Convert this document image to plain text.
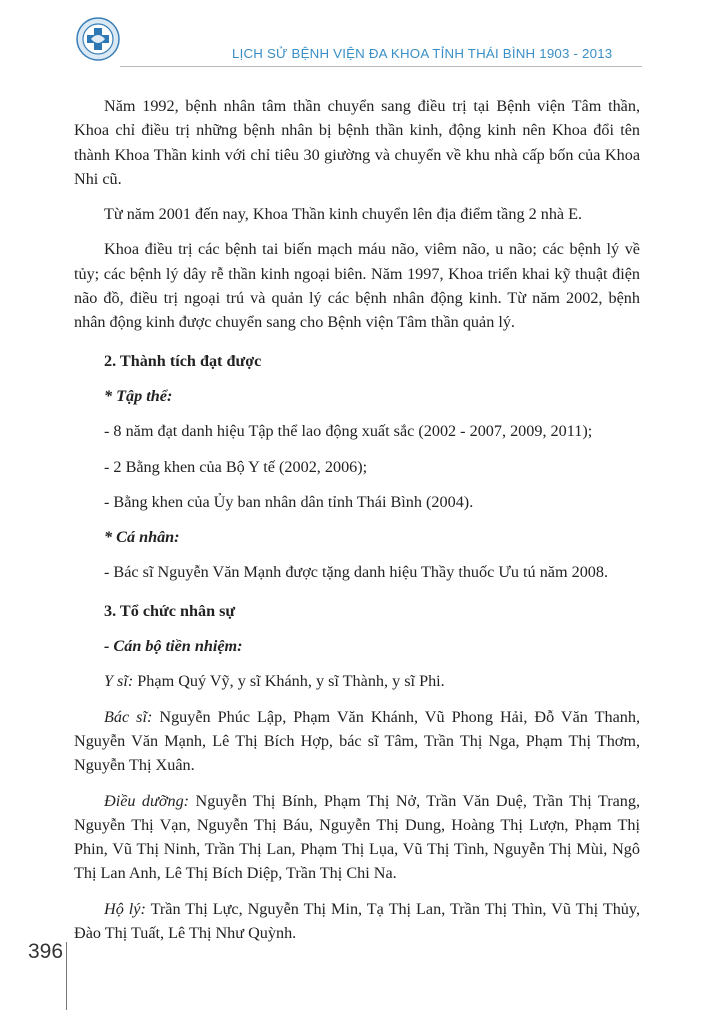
LỊCH SỬ BỆNH VIỆN ĐA KHOA TỈNH THÁI BÌNH 1903 - 2013

Năm 1992, bệnh nhân tâm thần chuyển sang điều trị tại Bệnh viện Tâm thần, Khoa chỉ điều trị những bệnh nhân bị bệnh thần kinh, động kinh nên Khoa đổi tên thành Khoa Thần kinh với chỉ tiêu 30 giường và chuyển về khu nhà cấp bốn của Khoa Nhi cũ.

Từ năm 2001 đến nay, Khoa Thần kinh chuyển lên địa điểm tầng 2 nhà E.

Khoa điều trị các bệnh tai biến mạch máu não, viêm não, u não; các bệnh lý về tủy; các bệnh lý dây rễ thần kinh ngoại biên. Năm 1997, Khoa triển khai kỹ thuật điện não đồ, điều trị ngoại trú và quản lý các bệnh nhân động kinh. Từ năm 2002, bệnh nhân động kinh được chuyển sang cho Bệnh viện Tâm thần quản lý.

2. Thành tích đạt được

* Tập thể:

- 8 năm đạt danh hiệu Tập thể lao động xuất sắc (2002 - 2007, 2009, 2011);

- 2 Bằng khen của Bộ Y tế (2002, 2006);

- Bằng khen của Ủy ban nhân dân tỉnh Thái Bình (2004).

* Cá nhân:

- Bác sĩ Nguyễn Văn Mạnh được tặng danh hiệu Thầy thuốc Ưu tú năm 2008.

3. Tổ chức nhân sự

- Cán bộ tiền nhiệm:

Y sĩ: Phạm Quý Vỹ, y sĩ Khánh, y sĩ Thành, y sĩ Phi.

Bác sĩ: Nguyễn Phúc Lập, Phạm Văn Khánh, Vũ Phong Hải, Đỗ Văn Thanh, Nguyễn Văn Mạnh, Lê Thị Bích Hợp, bác sĩ Tâm, Trần Thị Nga, Phạm Thị Thơm, Nguyễn Thị Xuân.

Điều dưỡng: Nguyễn Thị Bính, Phạm Thị Nở, Trần Văn Duệ, Trần Thị Trang, Nguyễn Thị Vạn, Nguyễn Thị Báu, Nguyễn Thị Dung, Hoàng Thị Lượn, Phạm Thị Phin, Vũ Thị Ninh, Trần Thị Lan, Phạm Thị Lụa, Vũ Thị Tình, Nguyễn Thị Mùi, Ngô Thị Lan Anh, Lê Thị Bích Diệp, Trần Thị Chi Na.

Hộ lý: Trần Thị Lực, Nguyễn Thị Min, Tạ Thị Lan, Trần Thị Thìn, Vũ Thị Thủy, Đào Thị Tuất, Lê Thị Như Quỳnh.

396
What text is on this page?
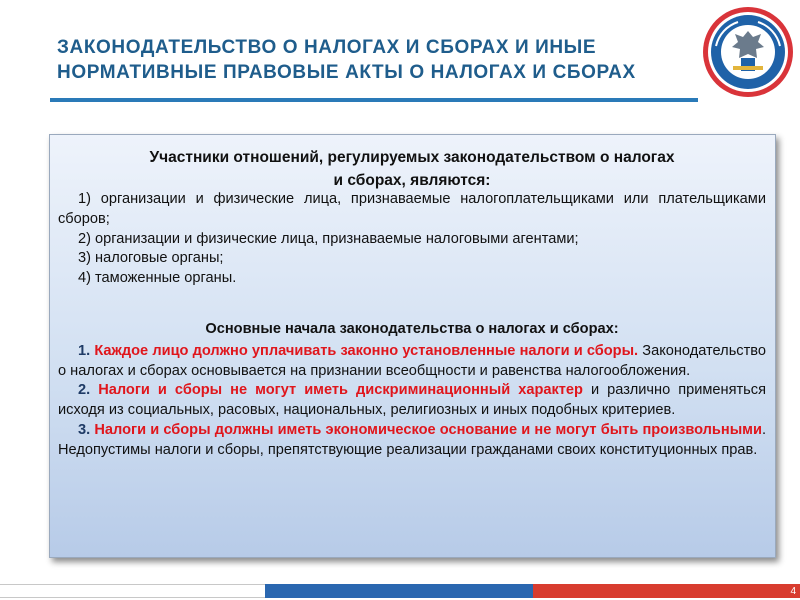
ЗАКОНОДАТЕЛЬСТВО О НАЛОГАХ И СБОРАХ И ИНЫЕ
НОРМАТИВНЫЕ ПРАВОВЫЕ АКТЫ О НАЛОГАХ И СБОРАХ
Участники отношений, регулируемых законодательством о налогах
и сборах, являются:

1) организации и физические лица, признаваемые налогоплательщиками или плательщиками сборов;

2) организации и физические лица, признаваемые налоговыми агентами;

3) налоговые органы;

4) таможенные органы.

Основные начала законодательства о налогах и сборах:

1. Каждое лицо должно уплачивать законно установленные налоги и сборы. Законодательство о налогах и сборах основывается на признании всеобщности и равенства налогообложения.

2. Налоги и сборы не могут иметь дискриминационный характер и различно применяться исходя из социальных, расовых, национальных, религиозных и иных подобных критериев.

3. Налоги и сборы должны иметь экономическое основание и не могут быть произвольными. Недопустимы налоги и сборы, препятствующие реализации гражданами своих конституционных прав.

4
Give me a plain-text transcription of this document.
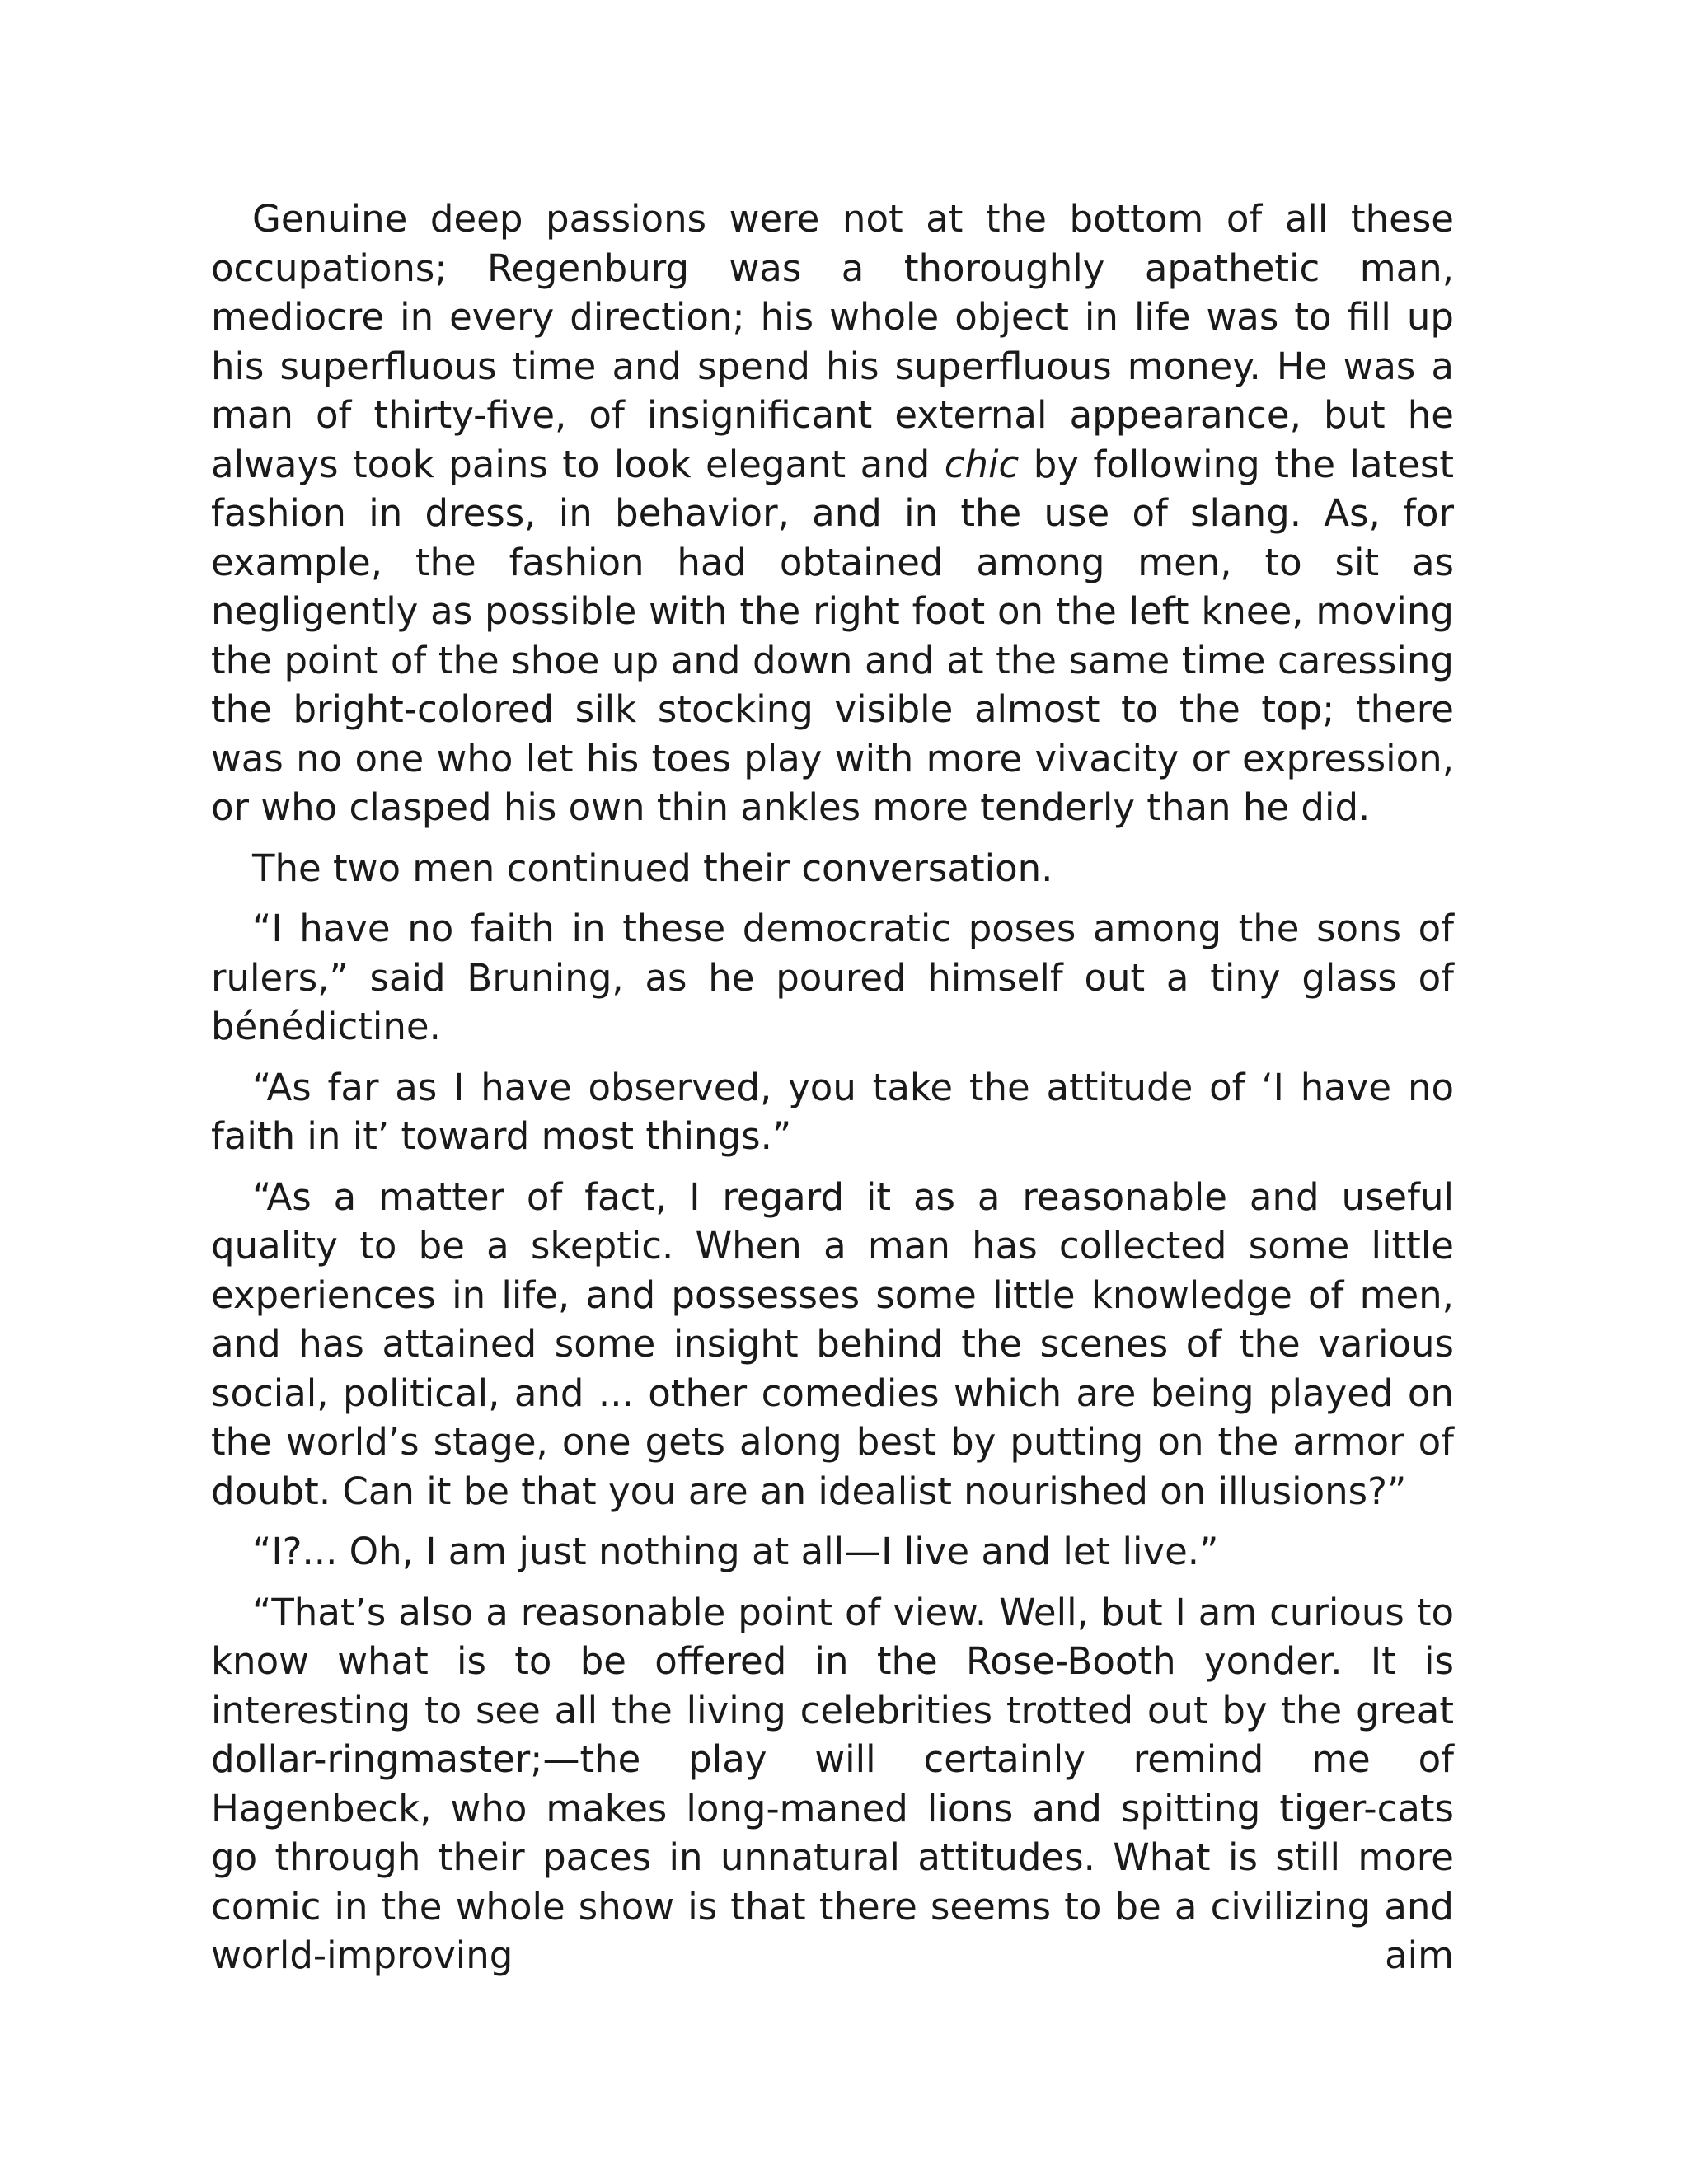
Genuine deep passions were not at the bottom of all these occupations; Regenburg was a thoroughly apathetic man, mediocre in every direction; his whole object in life was to fill up his superfluous time and spend his superfluous money. He was a man of thirty-five, of insignificant external appearance, but he always took pains to look elegant and chic by following the latest fashion in dress, in behavior, and in the use of slang. As, for example, the fashion had obtained among men, to sit as negligently as possible with the right foot on the left knee, moving the point of the shoe up and down and at the same time caressing the bright-colored silk stocking visible almost to the top; there was no one who let his toes play with more vivacity or expression, or who clasped his own thin ankles more tenderly than he did.

The two men continued their conversation.

“I have no faith in these democratic poses among the sons of rulers,” said Bruning, as he poured himself out a tiny glass of bénédictine.

“As far as I have observed, you take the attitude of ‘I have no faith in it’ toward most things.”

“As a matter of fact, I regard it as a reasonable and useful quality to be a skeptic. When a man has collected some little experiences in life, and possesses some little knowledge of men, and has attained some insight behind the scenes of the various social, political, and ... other comedies which are being played on the world’s stage, one gets along best by putting on the armor of doubt. Can it be that you are an idealist nourished on illusions?”

“I?... Oh, I am just nothing at all—I live and let live.”

“That’s also a reasonable point of view. Well, but I am curious to know what is to be offered in the Rose-Booth yonder. It is interesting to see all the living celebrities trotted out by the great dollar-ringmaster;—the play will certainly remind me of Hagenbeck, who makes long-maned lions and spitting tiger-cats go through their paces in unnatural attitudes. What is still more comic in the whole show is that there seems to be a civilizing and world-improving aim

=====

▸ TASK:
Leave the pictures out and write out every entry exactly as given.

▸ OUTPUT BELOW:
Convert this document image to plain text.
LỊCH SỬ BỆNH VIỆN ĐA KHOA TỈNH THÁI BÌNH 1903 - 2013

Năm 1992, bệnh nhân tâm thần chuyển sang điều trị tại Bệnh viện Tâm thần, Khoa chỉ điều trị những bệnh nhân bị bệnh thần kinh, động kinh nên Khoa đổi tên thành Khoa Thần kinh với chỉ tiêu 30 giường và chuyển về khu nhà cấp bốn của Khoa Nhi cũ.

Từ năm 2001 đến nay, Khoa Thần kinh chuyển lên địa điểm tầng 2 nhà E.

Khoa điều trị các bệnh tai biến mạch máu não, viêm não, u não; các bệnh lý về tủy; các bệnh lý dây rễ thần kinh ngoại biên. Năm 1997, Khoa triển khai kỹ thuật điện não đồ, điều trị ngoại trú và quản lý các bệnh nhân động kinh. Từ năm 2002, bệnh nhân động kinh được chuyển sang cho Bệnh viện Tâm thần quản lý.

2. Thành tích đạt được

* Tập thể:

- 8 năm đạt danh hiệu Tập thể lao động xuất sắc (2002 - 2007, 2009, 2011);

- 2 Bằng khen của Bộ Y tế (2002, 2006);

- Bằng khen của Ủy ban nhân dân tỉnh Thái Bình (2004).

* Cá nhân:

- Bác sĩ Nguyễn Văn Mạnh được tặng danh hiệu Thầy thuốc Ưu tú năm 2008.

3. Tổ chức nhân sự

- Cán bộ tiền nhiệm:

Y sĩ: Phạm Quý Vỹ, y sĩ Khánh, y sĩ Thành, y sĩ Phi.

Bác sĩ: Nguyễn Phúc Lập, Phạm Văn Khánh, Vũ Phong Hải, Đỗ Văn Thanh, Nguyễn Văn Mạnh, Lê Thị Bích Hợp, bác sĩ Tâm, Trần Thị Nga, Phạm Thị Thơm, Nguyễn Thị Xuân.

Điều dưỡng: Nguyễn Thị Bính, Phạm Thị Nở, Trần Văn Duệ, Trần Thị Trang, Nguyễn Thị Vạn, Nguyễn Thị Báu, Nguyễn Thị Dung, Hoàng Thị Lượn, Phạm Thị Phin, Vũ Thị Ninh, Trần Thị Lan, Phạm Thị Lụa, Vũ Thị Tình, Nguyễn Thị Mùi, Ngô Thị Lan Anh, Lê Thị Bích Diệp, Trần Thị Chi Na.

Hộ lý: Trần Thị Lực, Nguyễn Thị Min, Tạ Thị Lan, Trần Thị Thìn, Vũ Thị Thủy, Đào Thị Tuất, Lê Thị Như Quỳnh.

396
What text is on this page?
ЗАКОНОДАТЕЛЬСТВО О НАЛОГАХ И СБОРАХ И ИНЫЕ
НОРМАТИВНЫЕ ПРАВОВЫЕ АКТЫ О НАЛОГАХ И СБОРАХ
Участники отношений, регулируемых законодательством о налогах
и сборах, являются:

1) организации и физические лица, признаваемые налогоплательщиками или плательщиками сборов;

2) организации и физические лица, признаваемые налоговыми агентами;

3) налоговые органы;

4) таможенные органы.

Основные начала законодательства о налогах и сборах:

1. Каждое лицо должно уплачивать законно установленные налоги и сборы. Законодательство о налогах и сборах основывается на признании всеобщности и равенства налогообложения.

2. Налоги и сборы не могут иметь дискриминационный характер и различно применяться исходя из социальных, расовых, национальных, религиозных и иных подобных критериев.

3. Налоги и сборы должны иметь экономическое основание и не могут быть произвольными. Недопустимы налоги и сборы, препятствующие реализации гражданами своих конституционных прав.

4
Give me a plain-text transcription of this document.
Genuine deep passions were not at the bottom of all these occupations; Regenburg was a thoroughly apathetic man, mediocre in every direction; his whole object in life was to fill up his superfluous time and spend his superfluous money. He was a man of thirty-five, of insignificant external appearance, but he always took pains to look elegant and chic by following the latest fashion in dress, in behavior, and in the use of slang. As, for example, the fashion had obtained among men, to sit as negligently as possible with the right foot on the left knee, moving the point of the shoe up and down and at the same time caressing the bright-colored silk stocking visible almost to the top; there was no one who let his toes play with more vivacity or expression, or who clasped his own thin ankles more tenderly than he did.

The two men continued their conversation.

“I have no faith in these democratic poses among the sons of rulers,” said Bruning, as he poured himself out a tiny glass of bénédictine.

“As far as I have observed, you take the attitude of ‘I have no faith in it’ toward most things.”

“As a matter of fact, I regard it as a reasonable and useful quality to be a skeptic. When a man has collected some little experiences in life, and possesses some little knowledge of men, and has attained some insight behind the scenes of the various social, political, and ... other comedies which are being played on the world’s stage, one gets along best by putting on the armor of doubt. Can it be that you are an idealist nourished on illusions?”

“I?... Oh, I am just nothing at all—I live and let live.”

“That’s also a reasonable point of view. Well, but I am curious to know what is to be offered in the Rose-Booth yonder. It is interesting to see all the living celebrities trotted out by the great dollar-ringmaster;—the play will certainly remind me of Hagenbeck, who makes long-maned lions and spitting tiger-cats go through their paces in unnatural attitudes. What is still more comic in the whole show is that there seems to be a civilizing and world-improving aim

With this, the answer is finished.